* **WHAT TO DO**: Please say how many lines of the listing hold "nuestra", with no other words in the answer.

* **ENTRIES**:
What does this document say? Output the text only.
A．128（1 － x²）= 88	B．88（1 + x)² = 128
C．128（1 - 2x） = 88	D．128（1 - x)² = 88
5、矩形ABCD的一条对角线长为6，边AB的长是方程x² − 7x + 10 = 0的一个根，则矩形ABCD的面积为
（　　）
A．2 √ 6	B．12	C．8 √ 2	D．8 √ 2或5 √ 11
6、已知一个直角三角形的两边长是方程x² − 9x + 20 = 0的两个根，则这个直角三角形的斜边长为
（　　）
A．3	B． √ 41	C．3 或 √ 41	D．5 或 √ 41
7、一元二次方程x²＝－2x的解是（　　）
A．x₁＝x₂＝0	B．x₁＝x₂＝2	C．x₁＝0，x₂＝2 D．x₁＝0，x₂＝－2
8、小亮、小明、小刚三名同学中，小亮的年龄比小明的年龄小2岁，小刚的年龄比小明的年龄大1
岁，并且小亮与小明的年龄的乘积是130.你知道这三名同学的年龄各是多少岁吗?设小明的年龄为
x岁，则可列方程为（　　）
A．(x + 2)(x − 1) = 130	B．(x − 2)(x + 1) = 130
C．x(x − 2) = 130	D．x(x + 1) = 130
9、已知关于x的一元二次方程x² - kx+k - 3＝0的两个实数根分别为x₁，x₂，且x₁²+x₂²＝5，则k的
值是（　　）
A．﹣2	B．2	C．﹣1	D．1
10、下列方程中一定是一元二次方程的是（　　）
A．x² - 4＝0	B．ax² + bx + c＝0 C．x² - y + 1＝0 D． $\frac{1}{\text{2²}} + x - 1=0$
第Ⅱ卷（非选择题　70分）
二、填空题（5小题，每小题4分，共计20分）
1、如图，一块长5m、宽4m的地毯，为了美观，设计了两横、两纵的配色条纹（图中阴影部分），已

--

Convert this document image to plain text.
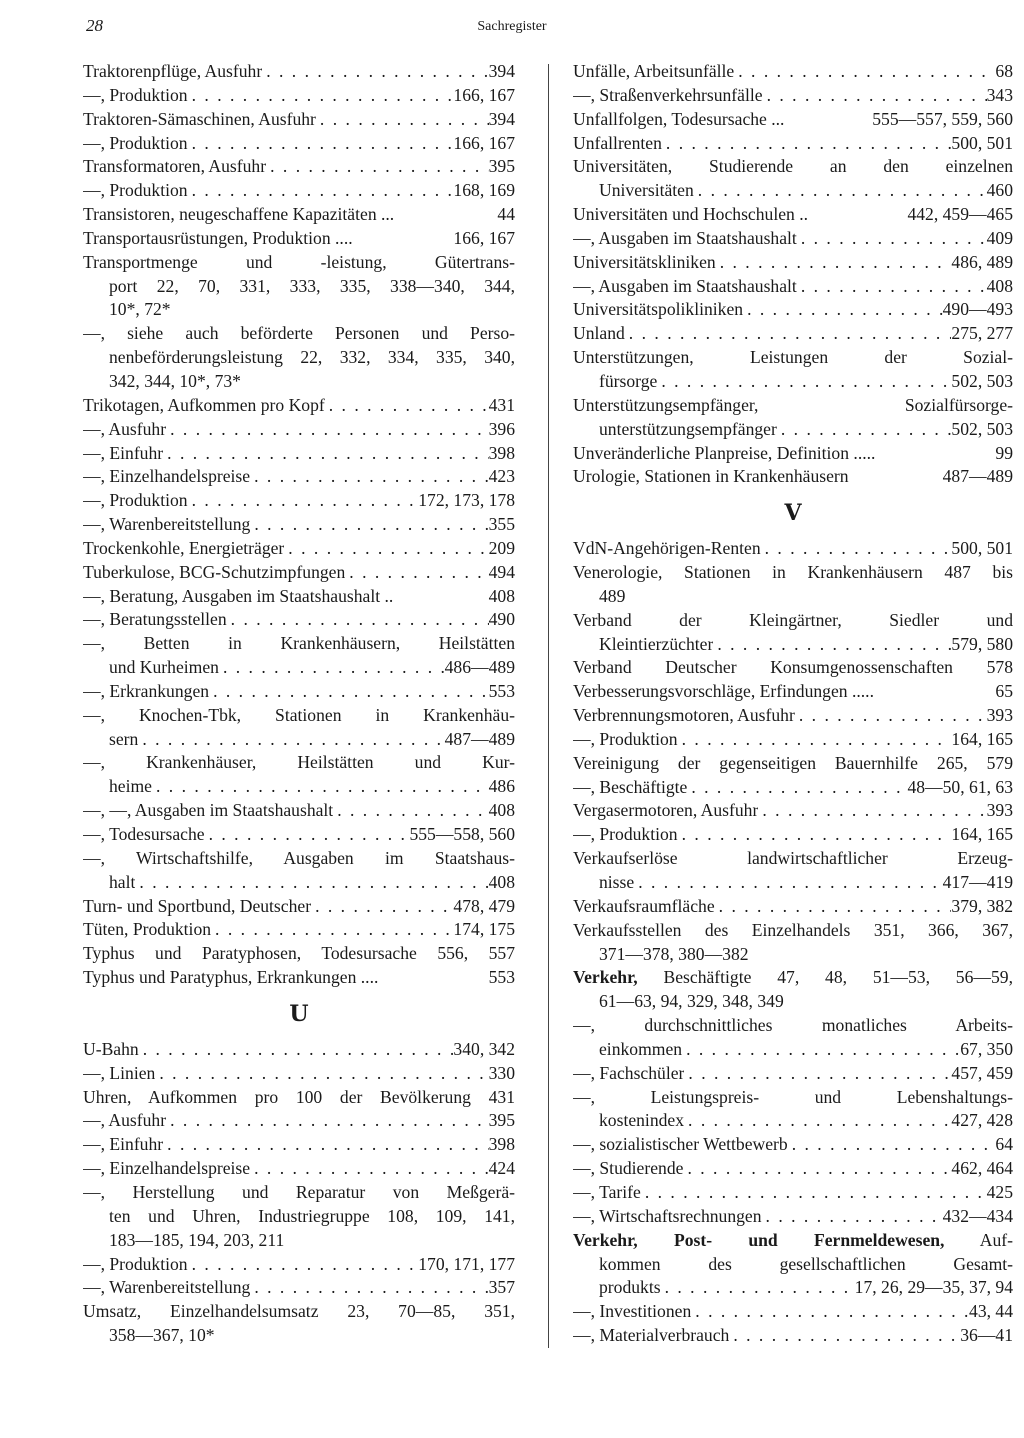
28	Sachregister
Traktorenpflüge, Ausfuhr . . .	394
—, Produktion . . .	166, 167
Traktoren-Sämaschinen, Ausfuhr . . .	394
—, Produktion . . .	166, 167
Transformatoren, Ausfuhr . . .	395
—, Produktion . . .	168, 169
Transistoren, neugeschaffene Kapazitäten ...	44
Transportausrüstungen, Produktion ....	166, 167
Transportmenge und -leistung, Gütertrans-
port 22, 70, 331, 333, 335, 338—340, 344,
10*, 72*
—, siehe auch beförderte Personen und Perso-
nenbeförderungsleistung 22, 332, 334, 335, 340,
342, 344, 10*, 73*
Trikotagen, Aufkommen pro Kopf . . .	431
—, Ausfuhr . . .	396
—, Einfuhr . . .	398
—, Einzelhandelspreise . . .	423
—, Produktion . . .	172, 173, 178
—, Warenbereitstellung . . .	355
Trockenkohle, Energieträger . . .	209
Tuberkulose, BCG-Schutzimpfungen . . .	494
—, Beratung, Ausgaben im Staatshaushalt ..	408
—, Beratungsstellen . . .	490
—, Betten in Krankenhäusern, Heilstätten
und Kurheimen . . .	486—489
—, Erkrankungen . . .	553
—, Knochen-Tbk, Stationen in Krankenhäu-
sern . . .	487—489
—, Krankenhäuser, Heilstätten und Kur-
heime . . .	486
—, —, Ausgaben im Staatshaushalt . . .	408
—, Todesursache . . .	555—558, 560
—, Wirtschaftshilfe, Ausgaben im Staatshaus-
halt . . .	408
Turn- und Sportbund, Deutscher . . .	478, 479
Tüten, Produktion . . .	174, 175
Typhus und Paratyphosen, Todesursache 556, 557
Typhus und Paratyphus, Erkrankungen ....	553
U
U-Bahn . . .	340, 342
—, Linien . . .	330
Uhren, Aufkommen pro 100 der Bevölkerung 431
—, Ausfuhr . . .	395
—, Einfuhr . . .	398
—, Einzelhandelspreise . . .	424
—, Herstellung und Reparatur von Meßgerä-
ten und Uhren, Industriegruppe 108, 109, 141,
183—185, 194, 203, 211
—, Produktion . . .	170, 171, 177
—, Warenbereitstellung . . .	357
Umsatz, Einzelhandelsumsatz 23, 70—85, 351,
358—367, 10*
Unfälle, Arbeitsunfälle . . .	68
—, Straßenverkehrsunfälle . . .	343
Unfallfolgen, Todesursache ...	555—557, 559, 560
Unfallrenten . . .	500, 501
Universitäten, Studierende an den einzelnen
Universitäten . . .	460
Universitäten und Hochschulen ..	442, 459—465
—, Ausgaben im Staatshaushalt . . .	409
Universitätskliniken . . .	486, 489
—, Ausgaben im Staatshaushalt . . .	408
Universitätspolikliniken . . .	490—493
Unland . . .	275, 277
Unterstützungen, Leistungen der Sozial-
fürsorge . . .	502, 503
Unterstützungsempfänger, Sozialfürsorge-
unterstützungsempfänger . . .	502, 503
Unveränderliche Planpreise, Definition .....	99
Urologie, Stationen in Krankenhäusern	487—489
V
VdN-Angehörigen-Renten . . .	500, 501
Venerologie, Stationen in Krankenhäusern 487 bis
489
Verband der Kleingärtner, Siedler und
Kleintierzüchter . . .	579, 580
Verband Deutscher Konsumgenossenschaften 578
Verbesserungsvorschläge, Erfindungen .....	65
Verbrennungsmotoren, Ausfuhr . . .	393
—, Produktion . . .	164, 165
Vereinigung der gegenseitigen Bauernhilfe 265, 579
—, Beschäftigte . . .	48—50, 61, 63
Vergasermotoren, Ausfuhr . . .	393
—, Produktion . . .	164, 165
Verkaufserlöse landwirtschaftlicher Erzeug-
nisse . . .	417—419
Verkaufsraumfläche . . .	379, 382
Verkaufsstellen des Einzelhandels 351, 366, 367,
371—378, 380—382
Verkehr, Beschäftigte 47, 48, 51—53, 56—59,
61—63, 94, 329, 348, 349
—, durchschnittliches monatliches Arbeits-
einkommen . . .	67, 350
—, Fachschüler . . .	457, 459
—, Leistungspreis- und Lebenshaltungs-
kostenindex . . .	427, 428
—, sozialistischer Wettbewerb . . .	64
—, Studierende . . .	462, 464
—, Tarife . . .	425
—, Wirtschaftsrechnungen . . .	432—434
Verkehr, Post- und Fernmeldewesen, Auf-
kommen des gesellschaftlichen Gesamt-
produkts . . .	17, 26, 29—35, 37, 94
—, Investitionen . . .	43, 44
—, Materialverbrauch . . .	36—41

---

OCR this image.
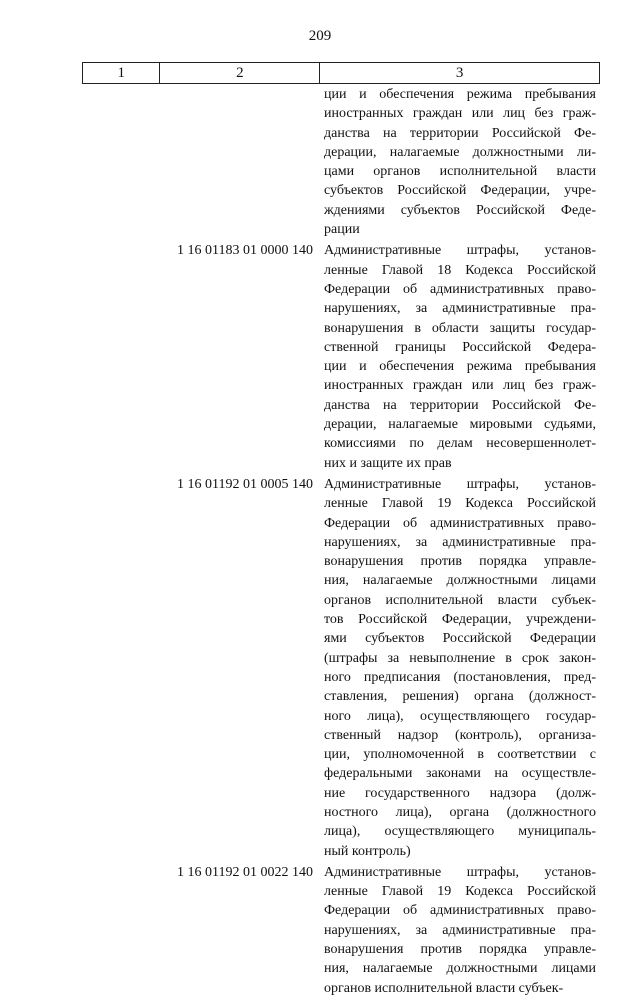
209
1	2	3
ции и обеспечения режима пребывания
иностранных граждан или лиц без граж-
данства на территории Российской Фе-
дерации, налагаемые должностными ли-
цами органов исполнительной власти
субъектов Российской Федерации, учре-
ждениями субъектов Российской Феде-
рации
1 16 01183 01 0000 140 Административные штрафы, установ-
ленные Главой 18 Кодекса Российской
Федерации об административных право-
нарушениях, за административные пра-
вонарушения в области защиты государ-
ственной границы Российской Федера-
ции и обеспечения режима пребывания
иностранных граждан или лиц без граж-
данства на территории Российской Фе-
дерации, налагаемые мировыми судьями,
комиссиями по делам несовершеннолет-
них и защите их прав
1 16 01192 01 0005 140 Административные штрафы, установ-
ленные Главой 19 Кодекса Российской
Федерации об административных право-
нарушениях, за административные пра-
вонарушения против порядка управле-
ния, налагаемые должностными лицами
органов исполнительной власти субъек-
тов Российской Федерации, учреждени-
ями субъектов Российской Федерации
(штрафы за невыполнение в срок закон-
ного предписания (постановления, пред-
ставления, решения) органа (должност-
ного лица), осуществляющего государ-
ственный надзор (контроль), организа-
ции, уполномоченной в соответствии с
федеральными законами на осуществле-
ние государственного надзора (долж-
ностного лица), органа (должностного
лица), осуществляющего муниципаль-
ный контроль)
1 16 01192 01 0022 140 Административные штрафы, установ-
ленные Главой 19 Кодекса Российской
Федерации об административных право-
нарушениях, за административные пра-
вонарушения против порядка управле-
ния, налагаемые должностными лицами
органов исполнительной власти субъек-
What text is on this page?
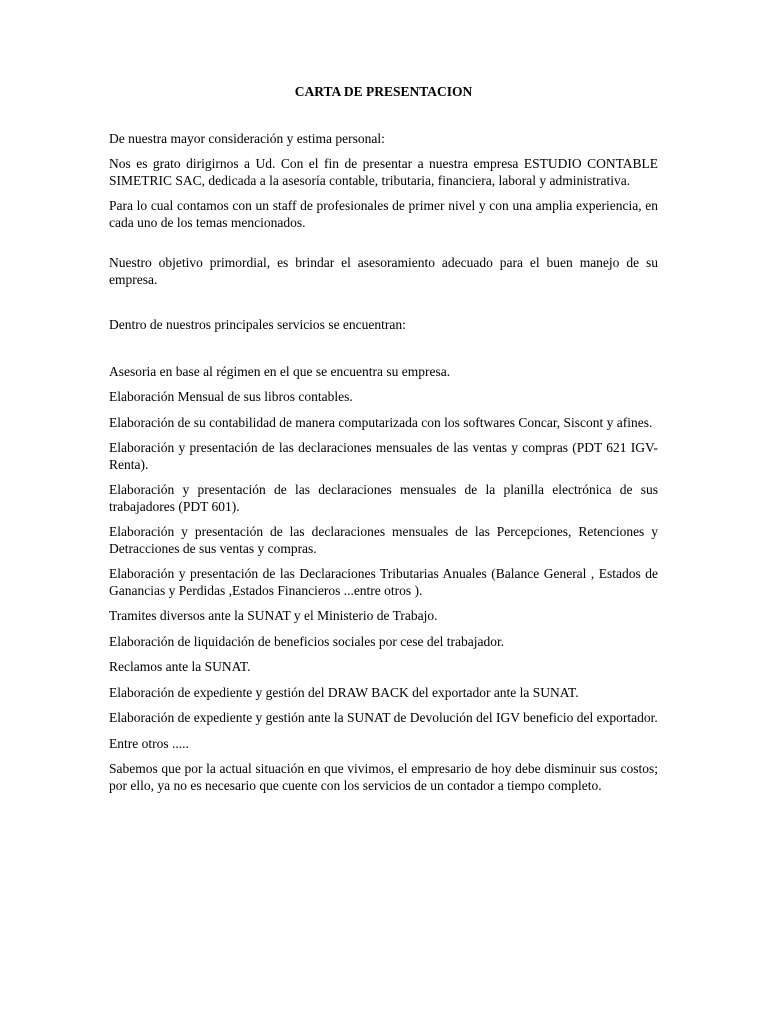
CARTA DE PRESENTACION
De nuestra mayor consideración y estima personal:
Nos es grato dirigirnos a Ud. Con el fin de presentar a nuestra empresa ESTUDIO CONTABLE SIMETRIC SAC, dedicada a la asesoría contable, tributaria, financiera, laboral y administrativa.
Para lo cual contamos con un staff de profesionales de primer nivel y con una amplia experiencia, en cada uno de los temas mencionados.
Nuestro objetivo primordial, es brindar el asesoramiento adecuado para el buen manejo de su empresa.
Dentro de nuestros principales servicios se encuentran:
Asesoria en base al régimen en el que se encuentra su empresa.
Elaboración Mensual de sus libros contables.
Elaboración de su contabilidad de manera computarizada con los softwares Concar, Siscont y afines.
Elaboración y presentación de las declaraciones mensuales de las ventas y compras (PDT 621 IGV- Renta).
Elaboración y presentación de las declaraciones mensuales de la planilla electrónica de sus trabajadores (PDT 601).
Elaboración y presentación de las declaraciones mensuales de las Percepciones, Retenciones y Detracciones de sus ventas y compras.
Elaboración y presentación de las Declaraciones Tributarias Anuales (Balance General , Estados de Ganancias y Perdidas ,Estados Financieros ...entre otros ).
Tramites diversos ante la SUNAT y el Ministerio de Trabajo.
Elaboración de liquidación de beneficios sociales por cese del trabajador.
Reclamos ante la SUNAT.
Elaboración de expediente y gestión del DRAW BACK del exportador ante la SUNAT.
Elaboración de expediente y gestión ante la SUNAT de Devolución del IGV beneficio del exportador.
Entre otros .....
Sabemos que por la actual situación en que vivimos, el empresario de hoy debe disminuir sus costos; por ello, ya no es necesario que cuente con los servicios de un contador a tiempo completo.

* **COMPLETE RESPONSE**: 2